Identify every line in the records below that contains the word "fjädrarna", and reproduce each one.

------------------------------------------------------------------------

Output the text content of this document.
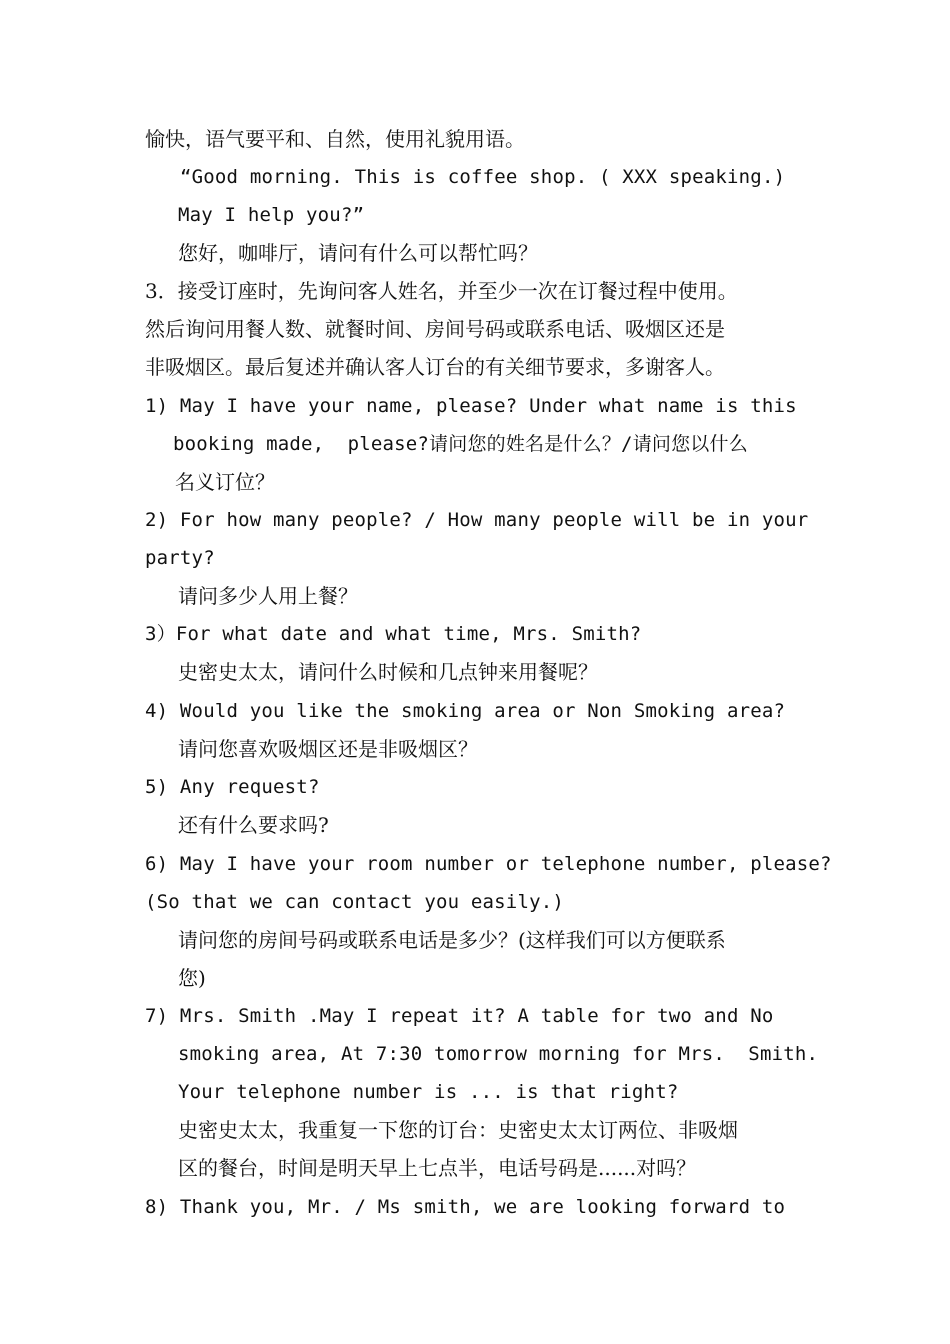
愉快，语气要平和、自然，使用礼貌用语。
“Good morning. This is coffee shop. ( XXX speaking.)
May I help you?”
您好，咖啡厅，请问有什么可以帮忙吗？
3．接受订座时，先询问客人姓名，并至少一次在订餐过程中使用。
然后询问用餐人数、就餐时间、房间号码或联系电话、吸烟区还是
非吸烟区。最后复述并确认客人订台的有关细节要求，多谢客人。
1) May I have your name, please? Under what name is this
booking made,  please?请问您的姓名是什么？/请问您以什么
名义订位？
2) For how many people? / How many people will be in your
party?
请问多少人用上餐？
3）For what date and what time, Mrs. Smith?
史密史太太，请问什么时候和几点钟来用餐呢？
4) Would you like the smoking area or Non Smoking area?
请问您喜欢吸烟区还是非吸烟区？
5) Any request?
还有什么要求吗?
6) May I have your room number or telephone number, please?
(So that we can contact you easily.)
请问您的房间号码或联系电话是多少？(这样我们可以方便联系
您)
7) Mrs. Smith .May I repeat it? A table for two and No
smoking area, At 7:30 tomorrow morning for Mrs.  Smith.
Your telephone number is ... is that right?
史密史太太，我重复一下您的订台：史密史太太订两位、非吸烟
区的餐台，时间是明天早上七点半，电话号码是......对吗？
8) Thank you, Mr. / Ms smith, we are looking forward to
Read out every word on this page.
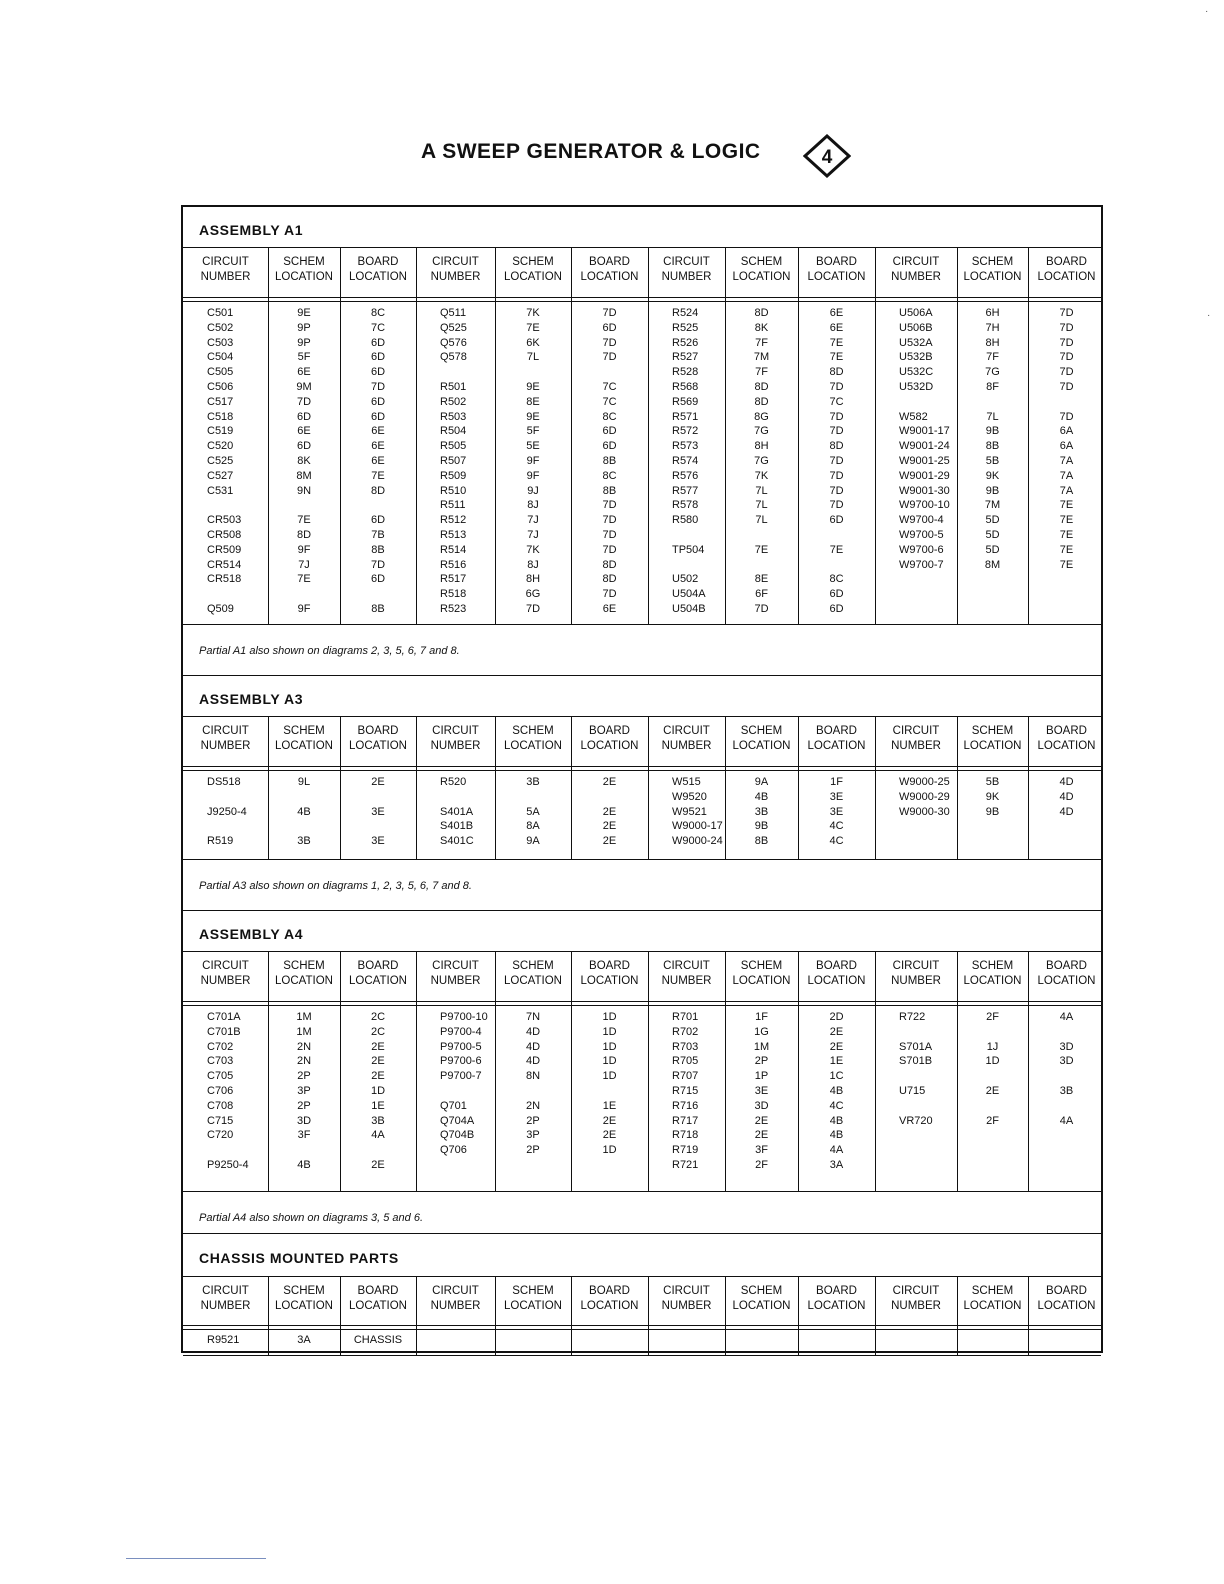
A SWEEP GENERATOR & LOGIC	4
ASSEMBLY A1
CIRCUIT
NUMBER
C501
C502
C503
C504
C505
C506
C517
C518
C519
C520
C525
C527
C531

CR503
CR508
CR509
CR514
CR518

Q509
SCHEM
LOCATION
9E
9P
9P
5F
6E
9M
7D
6D
6E
6D
8K
8M
9N

7E
8D
9F
7J
7E

9F
BOARD
LOCATION
8C
7C
6D
6D
6D
7D
6D
6D
6E
6E
6E
7E
8D

6D
7B
8B
7D
6D

8B
CIRCUIT
NUMBER
Q511
Q525
Q576
Q578

R501
R502
R503
R504
R505
R507
R509
R510
R511
R512
R513
R514
R516
R517
R518
R523
SCHEM
LOCATION
7K
7E
6K
7L

9E
8E
9E
5F
5E
9F
9F
9J
8J
7J
7J
7K
8J
8H
6G
7D
BOARD
LOCATION
7D
6D
7D
7D

7C
7C
8C
6D
6D
8B
8C
8B
7D
7D
7D
7D
8D
8D
7D
6E
CIRCUIT
NUMBER
R524
R525
R526
R527
R528
R568
R569
R571
R572
R573
R574
R576
R577
R578
R580

TP504

U502
U504A
U504B
SCHEM
LOCATION
8D
8K
7F
7M
7F
8D
8D
8G
7G
8H
7G
7K
7L
7L
7L

7E

8E
6F
7D
BOARD
LOCATION
6E
6E
7E
7E
8D
7D
7C
7D
7D
8D
7D
7D
7D
7D
6D

7E

8C
6D
6D
CIRCUIT
NUMBER
U506A
U506B
U532A
U532B
U532C
U532D

W582
W9001-17
W9001-24
W9001-25
W9001-29
W9001-30
W9700-10
W9700-4
W9700-5
W9700-6
W9700-7
SCHEM
LOCATION
6H
7H
8H
7F
7G
8F

7L
9B
8B
5B
9K
9B
7M
5D
5D
5D
8M
BOARD
LOCATION
7D
7D
7D
7D
7D
7D

7D
6A
6A
7A
7A
7A
7E
7E
7E
7E
7E
Partial A1 also shown on diagrams 2, 3, 5, 6, 7 and 8.
ASSEMBLY A3
CIRCUIT
NUMBER
DS518

J9250-4

R519
SCHEM
LOCATION
9L

4B

3B
BOARD
LOCATION
2E

3E

3E
CIRCUIT
NUMBER
R520

S401A
S401B
S401C
SCHEM
LOCATION
3B

5A
8A
9A
BOARD
LOCATION
2E

2E
2E
2E
CIRCUIT
NUMBER
W515
W9520
W9521
W9000-17
W9000-24
SCHEM
LOCATION
9A
4B
3B
9B
8B
BOARD
LOCATION
1F
3E
3E
4C
4C
CIRCUIT
NUMBER
W9000-25
W9000-29
W9000-30
SCHEM
LOCATION
5B
9K
9B
BOARD
LOCATION
4D
4D
4D
Partial A3 also shown on diagrams 1, 2, 3, 5, 6, 7 and 8.
ASSEMBLY A4
CIRCUIT
NUMBER
C701A
C701B
C702
C703
C705
C706
C708
C715
C720

P9250-4
SCHEM
LOCATION
1M
1M
2N
2N
2P
3P
2P
3D
3F

4B
BOARD
LOCATION
2C
2C
2E
2E
2E
1D
1E
3B
4A

2E
CIRCUIT
NUMBER
P9700-10
P9700-4
P9700-5
P9700-6
P9700-7

Q701
Q704A
Q704B
Q706
SCHEM
LOCATION
7N
4D
4D
4D
8N

2N
2P
3P
2P
BOARD
LOCATION
1D
1D
1D
1D
1D

1E
2E
2E
1D
CIRCUIT
NUMBER
R701
R702
R703
R705
R707
R715
R716
R717
R718
R719
R721
SCHEM
LOCATION
1F
1G
1M
2P
1P
3E
3D
2E
2E
3F
2F
BOARD
LOCATION
2D
2E
2E
1E
1C
4B
4C
4B
4B
4A
3A
CIRCUIT
NUMBER
R722

S701A
S701B

U715

VR720
SCHEM
LOCATION
2F

1J
1D

2E

2F
BOARD
LOCATION
4A

3D
3D

3B

4A
Partial A4 also shown on diagrams 3, 5 and 6.
CHASSIS MOUNTED PARTS
CIRCUIT
NUMBER
R9521
SCHEM
LOCATION
3A
BOARD
LOCATION
CHASSIS
CIRCUIT
NUMBER
SCHEM
LOCATION
BOARD
LOCATION
CIRCUIT
NUMBER
SCHEM
LOCATION
BOARD
LOCATION
CIRCUIT
NUMBER
SCHEM
LOCATION
BOARD
LOCATION
·
·
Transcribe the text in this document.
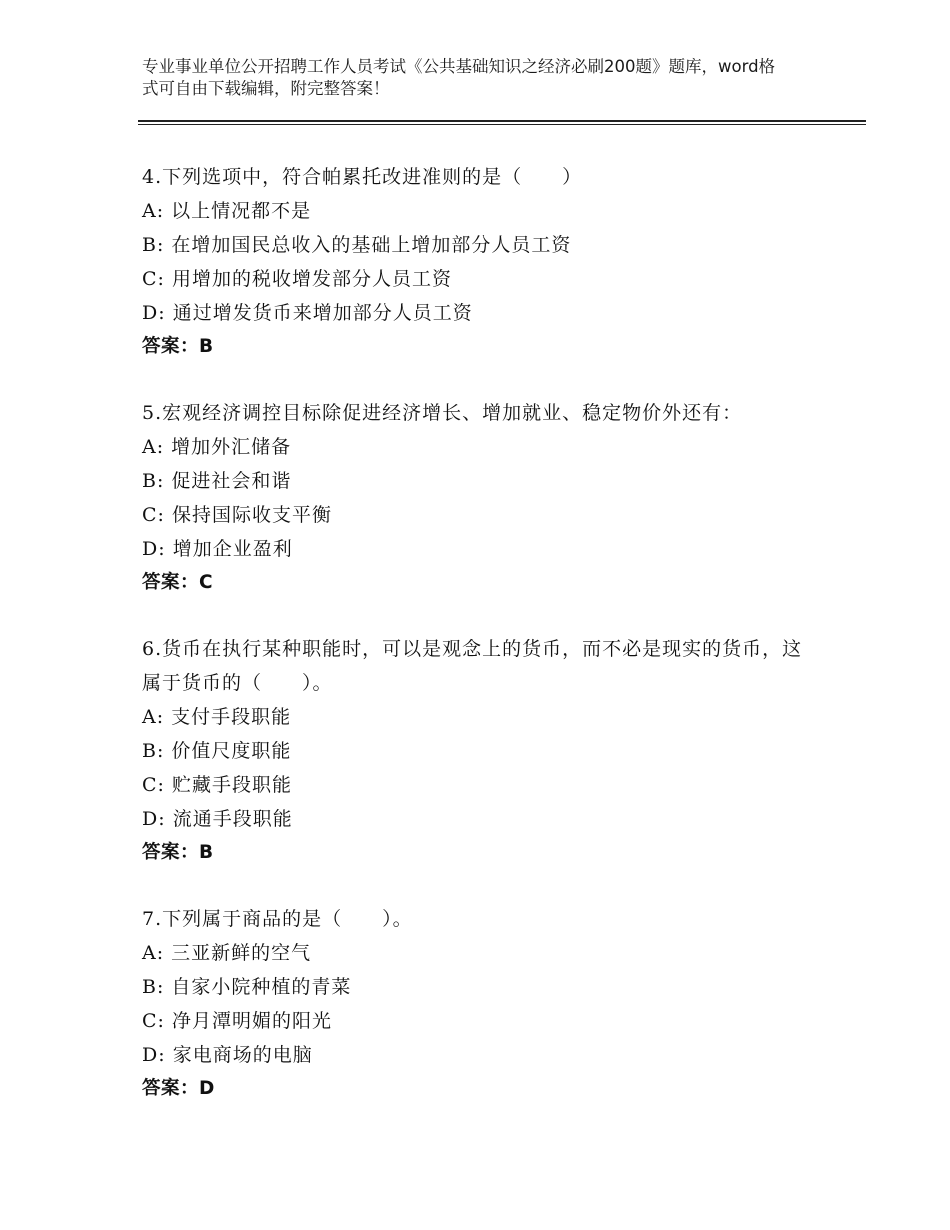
专业事业单位公开招聘工作人员考试《公共基础知识之经济必刷200题》题库，word格式可自由下载编辑，附完整答案！
4.下列选项中，符合帕累托改进准则的是（　　）
A:
以上情况都不是
B:
在增加国民总收入的基础上增加部分人员工资
C:
用增加的税收增发部分人员工资
D:
通过增发货币来增加部分人员工资
答案：B
5.宏观经济调控目标除促进经济增长、增加就业、稳定物价外还有：
A:
增加外汇储备
B:
促进社会和谐
C:
保持国际收支平衡
D:
增加企业盈利
答案：C
6.货币在执行某种职能时，可以是观念上的货币，而不必是现实的货币，这属于货币的（　　）。
A:
支付手段职能
B:
价值尺度职能
C:
贮藏手段职能
D:
流通手段职能
答案：B
7.下列属于商品的是（　　）。
A:
三亚新鲜的空气
B:
自家小院种植的青菜
C:
净月潭明媚的阳光
D:
家电商场的电脑
答案：D
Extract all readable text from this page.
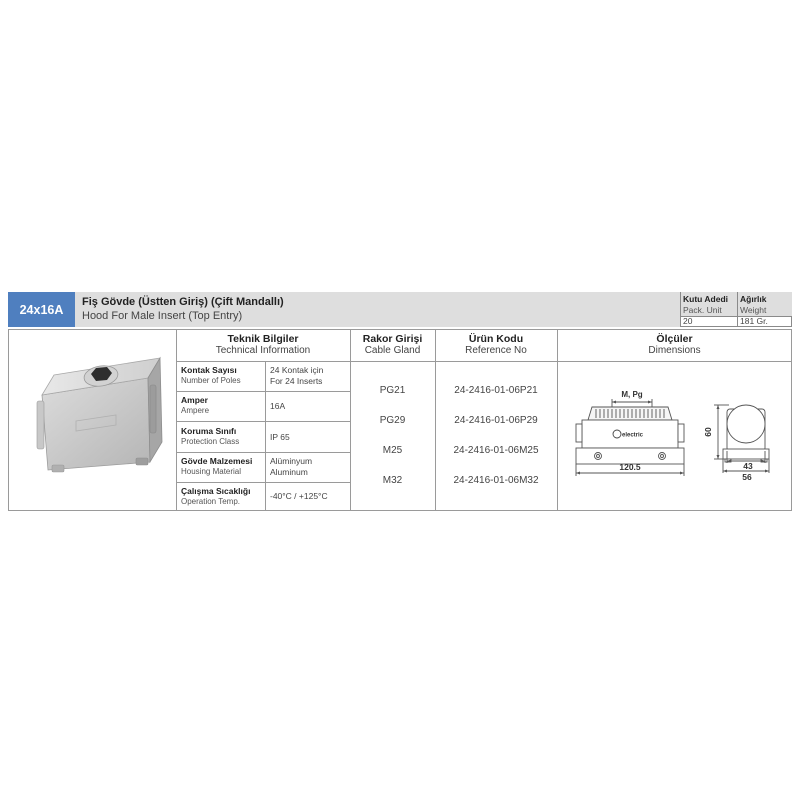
24x16A
Fiş Gövde (Üstten Giriş) (Çift Mandallı)
Hood For Male Insert (Top Entry)
Kutu Adedi
Pack. Unit
20
Ağırlık
Weight
181 Gr.
Teknik Bilgiler
Technical Information
Kontak Sayısı
Number of Poles
24 Kontak için
For 24 Inserts
Amper
Ampere	16A
Koruma Sınıfı
Protection Class	IP 65
Gövde Malzemesi
Housing Material
Alüminyum
Aluminum
Çalışma Sıcaklığı
Operation Temp.
-40°C / +125°C
Rakor Girişi
Cable Gland
PG21
PG29
M25
M32
Ürün Kodu
Reference No
24-2416-01-06P21
24-2416-01-06P29
24-2416-01-06M25
24-2416-01-06M32
Ölçüler
Dimensions
electric
M, Pg
120.5
60
43
56
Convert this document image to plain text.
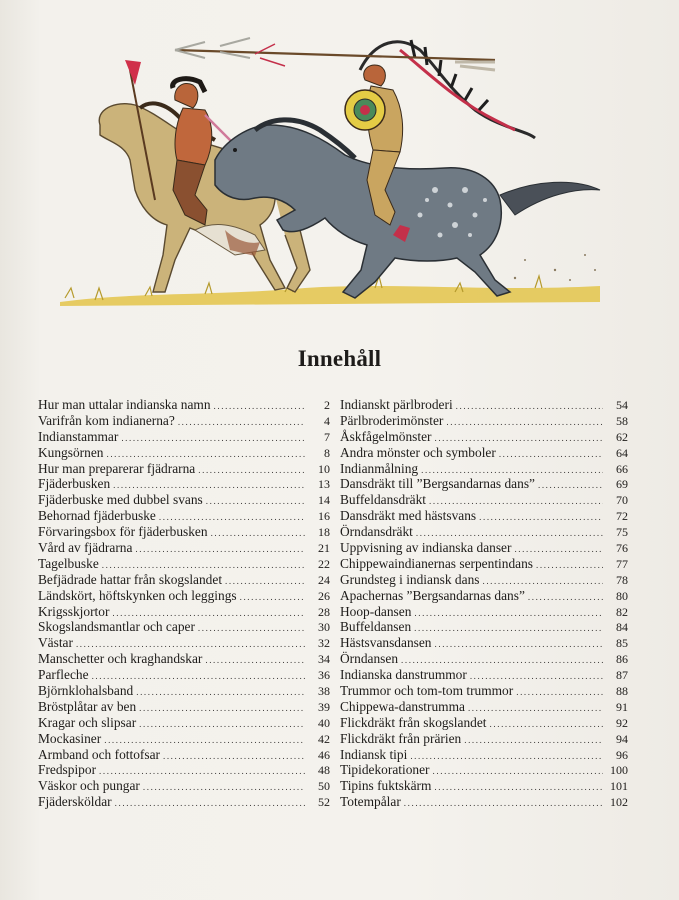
Innehåll
Hur man uttalar indianska namn .....	2
Varifrån kom indianerna? .....	4
Indianstammar .....	7
Kungsörnen .....	8
Hur man preparerar fjädrarna .....	10
Fjäderbusken .....	13
Fjäderbuske med dubbel svans .....	14
Behornad fjäderbuske .....	16
Förvaringsbox för fjäderbusken .....	18
Vård av fjädrarna .....	21
Tagelbuske .....	22
Befjädrade hattar från skogslandet .....	24
Ländskört, höftskynken och leggings .....	26
Krigsskjortor .....	28
Skogslandsmantlar och caper .....	30
Västar .....	32
Manschetter och kraghandskar .....	34
Parfleche .....	36
Björnklohalsband .....	38
Bröstplåtar av ben .....	39
Kragar och slipsar .....	40
Mockasiner .....	42
Armband och fottofsar .....	46
Fredspipor .....	48
Väskor och pungar .....	50
Fjädersköldar .....	52
Indianskt pärlbroderi .....	54
Pärlbroderimönster .....	58
Åskfågelmönster .....	62
Andra mönster och symboler .....	64
Indianmålning .....	66
Dansdräkt till ”Bergsandarnas dans” .....	69
Buffeldansdräkt .....	70
Dansdräkt med hästsvans .....	72
Örndansdräkt .....	75
Uppvisning av indianska danser .....	76
Chippewaindianernas serpentindans .....	77
Grundsteg i indiansk dans .....	78
Apachernas ”Bergsandarnas dans” .....	80
Hoop-dansen .....	82
Buffeldansen .....	84
Hästsvansdansen .....	85
Örndansen .....	86
Indianska danstrummor .....	87
Trummor och tom-tom trummor .....	88
Chippewa-danstrumma .....	91
Flickdräkt från skogslandet .....	92
Flickdräkt från prärien .....	94
Indiansk tipi .....	96
Tipidekorationer .....	100
Tipins fuktskärm .....	101
Totempålar .....	102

------------------------------------------------------------------------

Exercise response ->
Hur man preparerar fjädrarna .....	10
Vård av fjädrarna .....	21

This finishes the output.